* ENTRIES:
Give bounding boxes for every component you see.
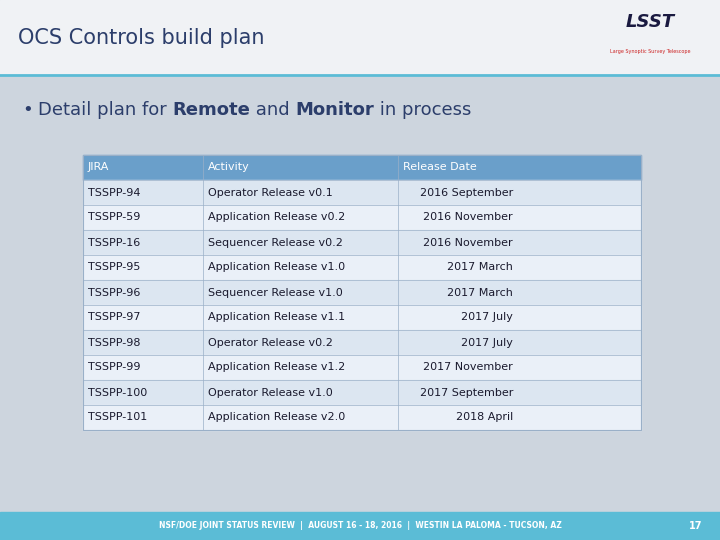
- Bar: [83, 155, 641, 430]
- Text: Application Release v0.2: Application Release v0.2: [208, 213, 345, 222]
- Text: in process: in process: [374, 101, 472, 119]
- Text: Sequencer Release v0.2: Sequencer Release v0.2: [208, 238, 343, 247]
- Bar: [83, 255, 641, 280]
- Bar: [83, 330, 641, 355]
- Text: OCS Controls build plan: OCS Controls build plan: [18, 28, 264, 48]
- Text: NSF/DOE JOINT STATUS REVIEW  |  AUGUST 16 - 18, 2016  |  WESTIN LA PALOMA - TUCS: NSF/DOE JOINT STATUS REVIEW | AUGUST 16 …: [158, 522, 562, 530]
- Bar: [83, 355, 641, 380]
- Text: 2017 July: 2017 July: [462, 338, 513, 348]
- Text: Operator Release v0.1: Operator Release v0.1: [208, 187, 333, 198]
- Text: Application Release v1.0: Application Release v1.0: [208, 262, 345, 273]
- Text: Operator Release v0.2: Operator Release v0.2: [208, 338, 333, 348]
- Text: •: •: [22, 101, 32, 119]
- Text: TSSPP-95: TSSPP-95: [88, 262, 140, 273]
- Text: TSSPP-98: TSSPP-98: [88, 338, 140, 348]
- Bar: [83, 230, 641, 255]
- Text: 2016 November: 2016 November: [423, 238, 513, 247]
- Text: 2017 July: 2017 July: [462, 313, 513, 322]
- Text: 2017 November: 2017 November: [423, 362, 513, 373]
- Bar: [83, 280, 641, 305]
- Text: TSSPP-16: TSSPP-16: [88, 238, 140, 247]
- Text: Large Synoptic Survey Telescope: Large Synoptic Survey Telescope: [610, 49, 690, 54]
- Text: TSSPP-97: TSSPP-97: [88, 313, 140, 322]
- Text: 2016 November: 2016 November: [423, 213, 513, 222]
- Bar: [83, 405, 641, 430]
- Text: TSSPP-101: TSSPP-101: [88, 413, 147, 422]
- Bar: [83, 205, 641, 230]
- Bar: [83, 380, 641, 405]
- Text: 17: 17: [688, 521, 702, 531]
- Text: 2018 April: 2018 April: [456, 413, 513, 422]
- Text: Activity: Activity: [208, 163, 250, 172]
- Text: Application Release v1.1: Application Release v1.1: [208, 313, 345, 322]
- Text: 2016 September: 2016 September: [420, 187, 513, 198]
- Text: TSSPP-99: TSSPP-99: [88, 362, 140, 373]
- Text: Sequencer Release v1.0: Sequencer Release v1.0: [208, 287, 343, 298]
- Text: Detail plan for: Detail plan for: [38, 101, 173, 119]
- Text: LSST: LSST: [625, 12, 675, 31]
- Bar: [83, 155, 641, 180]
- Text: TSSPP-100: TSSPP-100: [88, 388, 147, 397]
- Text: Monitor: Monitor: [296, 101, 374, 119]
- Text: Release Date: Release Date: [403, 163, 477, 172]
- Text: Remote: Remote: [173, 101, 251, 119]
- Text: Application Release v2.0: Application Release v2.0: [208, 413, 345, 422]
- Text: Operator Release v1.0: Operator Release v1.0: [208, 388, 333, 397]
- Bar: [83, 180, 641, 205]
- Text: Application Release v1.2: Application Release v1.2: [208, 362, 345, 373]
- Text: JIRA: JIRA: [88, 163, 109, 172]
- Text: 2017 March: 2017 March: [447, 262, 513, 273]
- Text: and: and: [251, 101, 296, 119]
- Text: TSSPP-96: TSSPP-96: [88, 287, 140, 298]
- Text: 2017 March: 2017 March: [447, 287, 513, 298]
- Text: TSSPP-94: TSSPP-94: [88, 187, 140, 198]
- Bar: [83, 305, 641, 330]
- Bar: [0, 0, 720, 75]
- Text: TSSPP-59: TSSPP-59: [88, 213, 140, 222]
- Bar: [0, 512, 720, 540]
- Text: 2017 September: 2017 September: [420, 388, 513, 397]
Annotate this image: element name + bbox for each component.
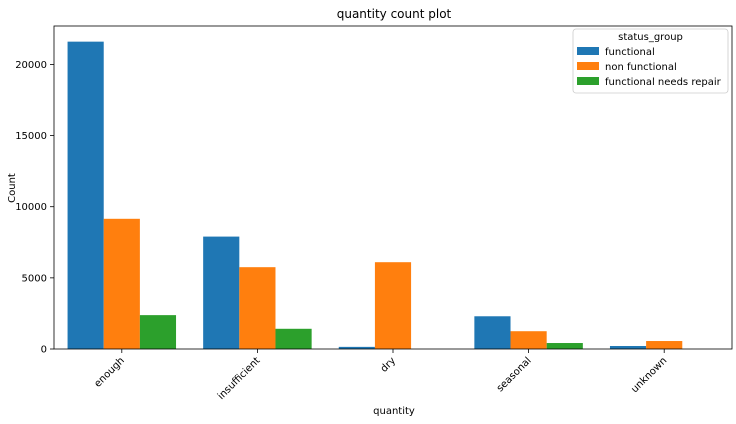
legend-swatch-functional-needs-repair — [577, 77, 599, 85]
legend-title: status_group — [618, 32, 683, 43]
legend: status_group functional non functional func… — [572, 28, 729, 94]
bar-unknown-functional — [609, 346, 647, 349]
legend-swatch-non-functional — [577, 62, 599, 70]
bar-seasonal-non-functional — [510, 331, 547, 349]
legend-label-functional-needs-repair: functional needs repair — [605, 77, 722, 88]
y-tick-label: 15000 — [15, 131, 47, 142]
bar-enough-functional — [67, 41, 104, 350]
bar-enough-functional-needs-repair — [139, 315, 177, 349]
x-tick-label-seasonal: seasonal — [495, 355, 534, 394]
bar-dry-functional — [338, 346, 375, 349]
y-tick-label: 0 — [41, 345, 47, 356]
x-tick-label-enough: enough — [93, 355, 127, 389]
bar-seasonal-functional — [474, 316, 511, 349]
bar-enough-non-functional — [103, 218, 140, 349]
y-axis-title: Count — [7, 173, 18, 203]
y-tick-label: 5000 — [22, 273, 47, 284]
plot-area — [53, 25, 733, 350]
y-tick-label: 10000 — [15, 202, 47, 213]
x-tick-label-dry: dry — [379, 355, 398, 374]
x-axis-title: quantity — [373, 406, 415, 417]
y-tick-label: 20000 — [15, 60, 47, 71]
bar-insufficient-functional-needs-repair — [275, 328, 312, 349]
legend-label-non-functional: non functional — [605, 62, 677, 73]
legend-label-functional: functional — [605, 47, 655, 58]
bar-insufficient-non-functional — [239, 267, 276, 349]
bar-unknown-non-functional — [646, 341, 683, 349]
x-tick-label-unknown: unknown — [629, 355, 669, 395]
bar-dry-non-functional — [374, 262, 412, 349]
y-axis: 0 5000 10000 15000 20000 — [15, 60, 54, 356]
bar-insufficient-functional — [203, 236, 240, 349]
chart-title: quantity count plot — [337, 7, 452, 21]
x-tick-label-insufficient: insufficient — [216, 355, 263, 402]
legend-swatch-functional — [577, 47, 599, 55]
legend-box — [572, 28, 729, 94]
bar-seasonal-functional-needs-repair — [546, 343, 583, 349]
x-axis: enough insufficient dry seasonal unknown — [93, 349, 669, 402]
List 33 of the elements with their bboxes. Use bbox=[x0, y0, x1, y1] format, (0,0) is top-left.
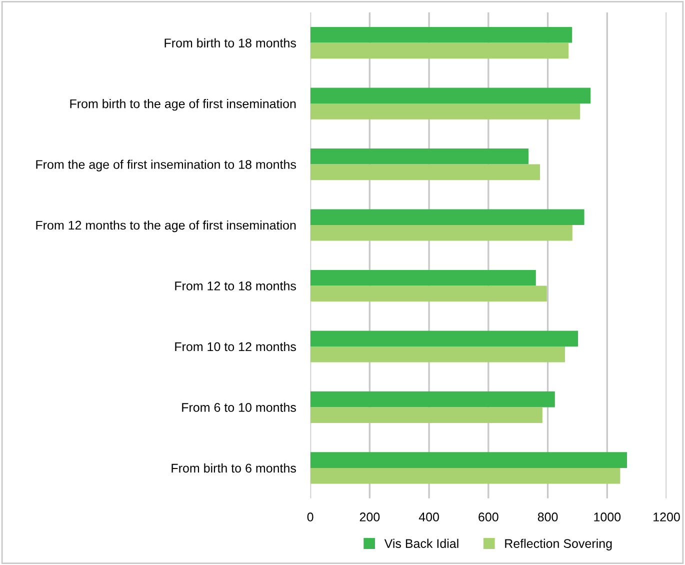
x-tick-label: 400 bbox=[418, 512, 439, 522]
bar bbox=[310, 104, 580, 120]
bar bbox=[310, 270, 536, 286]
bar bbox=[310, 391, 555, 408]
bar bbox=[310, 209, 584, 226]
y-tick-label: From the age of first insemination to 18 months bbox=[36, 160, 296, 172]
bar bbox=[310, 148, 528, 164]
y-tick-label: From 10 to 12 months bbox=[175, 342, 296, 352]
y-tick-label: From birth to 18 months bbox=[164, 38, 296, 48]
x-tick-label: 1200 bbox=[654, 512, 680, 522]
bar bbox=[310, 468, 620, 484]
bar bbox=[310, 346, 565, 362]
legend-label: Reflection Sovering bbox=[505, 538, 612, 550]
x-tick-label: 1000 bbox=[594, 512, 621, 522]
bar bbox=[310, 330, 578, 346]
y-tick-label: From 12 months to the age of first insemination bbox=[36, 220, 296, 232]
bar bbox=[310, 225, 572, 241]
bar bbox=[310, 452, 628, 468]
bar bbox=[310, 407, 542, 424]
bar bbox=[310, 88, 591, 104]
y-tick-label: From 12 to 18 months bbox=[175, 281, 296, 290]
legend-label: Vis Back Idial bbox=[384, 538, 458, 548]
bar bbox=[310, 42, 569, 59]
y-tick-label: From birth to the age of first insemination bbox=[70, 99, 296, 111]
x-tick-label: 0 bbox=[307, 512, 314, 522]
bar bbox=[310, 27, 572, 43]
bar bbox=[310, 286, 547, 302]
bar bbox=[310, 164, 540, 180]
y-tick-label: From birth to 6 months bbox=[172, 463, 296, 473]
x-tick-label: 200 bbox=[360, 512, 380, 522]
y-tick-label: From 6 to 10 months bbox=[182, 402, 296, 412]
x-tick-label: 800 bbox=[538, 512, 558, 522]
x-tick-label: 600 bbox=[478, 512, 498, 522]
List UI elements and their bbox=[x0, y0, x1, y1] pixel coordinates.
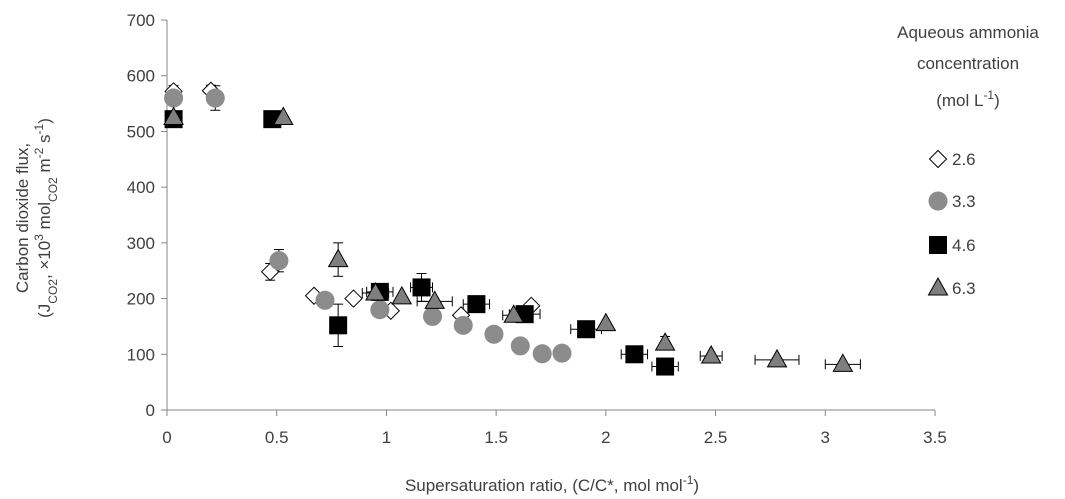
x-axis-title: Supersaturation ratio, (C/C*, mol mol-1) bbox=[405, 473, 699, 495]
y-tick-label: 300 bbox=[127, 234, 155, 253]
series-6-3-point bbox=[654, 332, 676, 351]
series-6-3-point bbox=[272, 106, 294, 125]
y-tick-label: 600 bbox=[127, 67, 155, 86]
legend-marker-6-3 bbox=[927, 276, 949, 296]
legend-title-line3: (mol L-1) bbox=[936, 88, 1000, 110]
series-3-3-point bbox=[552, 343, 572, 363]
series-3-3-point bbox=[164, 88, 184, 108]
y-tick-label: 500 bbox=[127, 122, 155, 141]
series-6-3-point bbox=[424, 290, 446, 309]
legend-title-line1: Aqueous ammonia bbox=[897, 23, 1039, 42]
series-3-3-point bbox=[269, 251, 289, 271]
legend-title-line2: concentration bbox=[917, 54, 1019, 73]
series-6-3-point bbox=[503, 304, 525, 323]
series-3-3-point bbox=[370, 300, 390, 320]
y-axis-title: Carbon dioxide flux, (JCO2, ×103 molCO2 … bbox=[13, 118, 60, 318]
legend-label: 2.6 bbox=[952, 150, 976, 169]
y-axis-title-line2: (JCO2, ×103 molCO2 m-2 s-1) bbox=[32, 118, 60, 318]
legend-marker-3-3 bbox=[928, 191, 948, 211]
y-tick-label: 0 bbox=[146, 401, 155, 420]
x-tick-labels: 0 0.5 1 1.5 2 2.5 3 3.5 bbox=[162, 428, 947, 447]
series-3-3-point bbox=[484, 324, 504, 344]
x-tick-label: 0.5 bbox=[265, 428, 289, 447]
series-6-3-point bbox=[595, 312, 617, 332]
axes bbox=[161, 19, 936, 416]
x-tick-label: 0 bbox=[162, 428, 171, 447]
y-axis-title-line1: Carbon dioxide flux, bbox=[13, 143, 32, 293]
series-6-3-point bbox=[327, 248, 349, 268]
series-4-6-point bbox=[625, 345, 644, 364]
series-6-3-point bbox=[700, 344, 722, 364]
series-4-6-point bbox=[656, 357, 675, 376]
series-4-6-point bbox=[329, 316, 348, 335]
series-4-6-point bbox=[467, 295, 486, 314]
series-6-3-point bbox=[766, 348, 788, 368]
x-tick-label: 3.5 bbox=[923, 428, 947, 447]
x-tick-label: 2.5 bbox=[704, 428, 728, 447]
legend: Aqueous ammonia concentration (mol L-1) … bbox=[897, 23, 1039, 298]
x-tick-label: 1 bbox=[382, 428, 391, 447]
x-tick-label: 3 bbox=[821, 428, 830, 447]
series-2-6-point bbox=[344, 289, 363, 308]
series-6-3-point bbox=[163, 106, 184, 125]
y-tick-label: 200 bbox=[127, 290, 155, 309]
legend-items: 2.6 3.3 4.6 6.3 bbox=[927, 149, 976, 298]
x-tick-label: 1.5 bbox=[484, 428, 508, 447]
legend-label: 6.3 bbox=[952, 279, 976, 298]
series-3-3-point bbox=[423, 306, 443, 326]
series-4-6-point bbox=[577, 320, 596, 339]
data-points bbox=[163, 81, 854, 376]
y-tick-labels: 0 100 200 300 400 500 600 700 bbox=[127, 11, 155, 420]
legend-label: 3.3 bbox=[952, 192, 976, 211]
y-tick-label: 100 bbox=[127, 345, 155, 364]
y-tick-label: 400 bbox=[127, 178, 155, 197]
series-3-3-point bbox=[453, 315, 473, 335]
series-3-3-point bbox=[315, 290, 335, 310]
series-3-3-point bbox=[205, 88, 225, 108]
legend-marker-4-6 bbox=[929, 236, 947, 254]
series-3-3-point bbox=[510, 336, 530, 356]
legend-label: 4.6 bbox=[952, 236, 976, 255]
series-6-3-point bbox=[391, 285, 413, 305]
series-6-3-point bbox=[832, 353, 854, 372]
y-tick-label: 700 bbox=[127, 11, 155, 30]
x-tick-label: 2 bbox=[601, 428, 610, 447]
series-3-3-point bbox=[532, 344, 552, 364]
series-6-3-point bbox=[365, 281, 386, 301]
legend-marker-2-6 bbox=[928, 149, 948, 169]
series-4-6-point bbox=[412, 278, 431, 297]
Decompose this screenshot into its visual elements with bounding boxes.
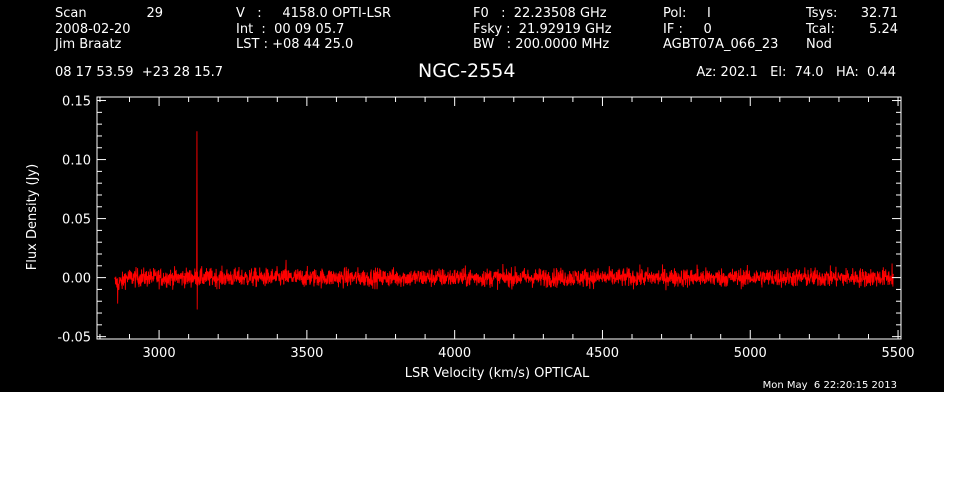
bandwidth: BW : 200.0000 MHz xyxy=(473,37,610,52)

* GIVEN REQUEST: Reproduce verbatim every line from the one containing "x-tick-label: 400 bbox=[418, 512, 439, 522]" down to the one containing "List UI elements", both included.

* WRITTEN RESPONSE:
x-tick-label: 400 bbox=[418, 512, 439, 522]
bar bbox=[310, 104, 580, 120]
bar bbox=[310, 270, 536, 286]
bar bbox=[310, 391, 555, 408]
bar bbox=[310, 209, 584, 226]
y-tick-label: From the age of first insemination to 18 months bbox=[36, 160, 296, 172]
bar bbox=[310, 148, 528, 164]
y-tick-label: From 10 to 12 months bbox=[175, 342, 296, 352]
y-tick-label: From birth to 18 months bbox=[164, 38, 296, 48]
x-tick-label: 1200 bbox=[654, 512, 680, 522]
bar bbox=[310, 468, 620, 484]
bar bbox=[310, 346, 565, 362]
legend-label: Reflection Sovering bbox=[505, 538, 612, 550]
x-tick-label: 1000 bbox=[594, 512, 621, 522]
bar bbox=[310, 330, 578, 346]
y-tick-label: From 12 months to the age of first insemination bbox=[36, 220, 296, 232]
bar bbox=[310, 225, 572, 241]
bar bbox=[310, 452, 628, 468]
bar bbox=[310, 407, 542, 424]
bar bbox=[310, 88, 591, 104]
y-tick-label: From 12 to 18 months bbox=[175, 281, 296, 290]
legend-label: Vis Back Idial bbox=[384, 538, 458, 548]
bar bbox=[310, 42, 569, 59]
y-tick-label: From birth to the age of first insemination bbox=[70, 99, 296, 111]
x-tick-label: 0 bbox=[307, 512, 314, 522]
bar bbox=[310, 27, 572, 43]
bar bbox=[310, 286, 547, 302]
bar bbox=[310, 164, 540, 180]
y-tick-label: From birth to 6 months bbox=[172, 463, 296, 473]
x-tick-label: 200 bbox=[360, 512, 380, 522]
y-tick-label: From 6 to 10 months bbox=[182, 402, 296, 412]
x-tick-label: 800 bbox=[538, 512, 558, 522]
x-tick-label: 600 bbox=[478, 512, 498, 522]
List UI elements and their bbox=[x0, y0, x1, y1] pixel coordinates.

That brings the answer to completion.